Directions →
For the records that follow, return only the count of lines containing the string "一票否决".
== Record set ==
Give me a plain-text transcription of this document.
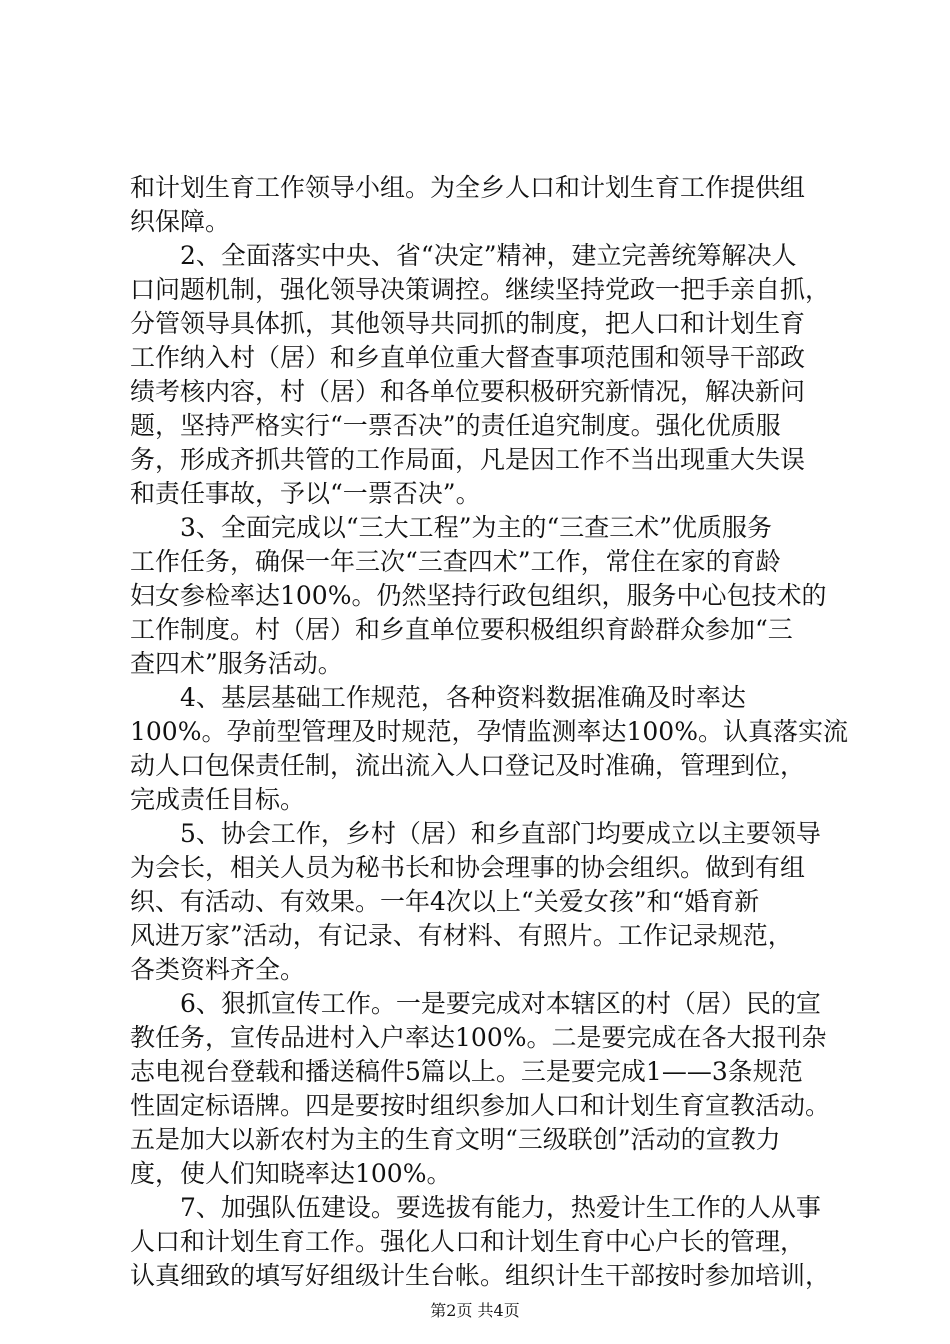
和计划生育工作领导小组。为全乡人口和计划生育工作提供组
织保障。
　　2、全面落实中央、省“决定”精神，建立完善统筹解决人
口问题机制，强化领导决策调控。继续坚持党政一把手亲自抓，
分管领导具体抓，其他领导共同抓的制度，把人口和计划生育
工作纳入村（居）和乡直单位重大督查事项范围和领导干部政
绩考核内容，村（居）和各单位要积极研究新情况，解决新问
题，坚持严格实行“一票否决”的责任追究制度。强化优质服
务，形成齐抓共管的工作局面，凡是因工作不当出现重大失误
和责任事故，予以“一票否决”。
　　3、全面完成以“三大工程”为主的“三查三术”优质服务
工作任务，确保一年三次“三查四术”工作，常住在家的育龄
妇女参检率达100%。仍然坚持行政包组织，服务中心包技术的
工作制度。村（居）和乡直单位要积极组织育龄群众参加“三
查四术”服务活动。
　　4、基层基础工作规范，各种资料数据准确及时率达
100%。孕前型管理及时规范，孕情监测率达100%。认真落实流
动人口包保责任制，流出流入人口登记及时准确，管理到位，
完成责任目标。
　　5、协会工作，乡村（居）和乡直部门均要成立以主要领导
为会长，相关人员为秘书长和协会理事的协会组织。做到有组
织、有活动、有效果。一年4次以上“关爱女孩”和“婚育新
风进万家”活动，有记录、有材料、有照片。工作记录规范，
各类资料齐全。
　　6、狠抓宣传工作。一是要完成对本辖区的村（居）民的宣
教任务，宣传品进村入户率达100%。二是要完成在各大报刊杂
志电视台登载和播送稿件5篇以上。三是要完成1——3条规范
性固定标语牌。四是要按时组织参加人口和计划生育宣教活动。
五是加大以新农村为主的生育文明“三级联创”活动的宣教力
度，使人们知晓率达100%。
　　7、加强队伍建设。要选拔有能力，热爱计生工作的人从事
人口和计划生育工作。强化人口和计划生育中心户长的管理，
认真细致的填写好组级计生台帐。组织计生干部按时参加培训，
第2页 共4页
===
Exercise response →
2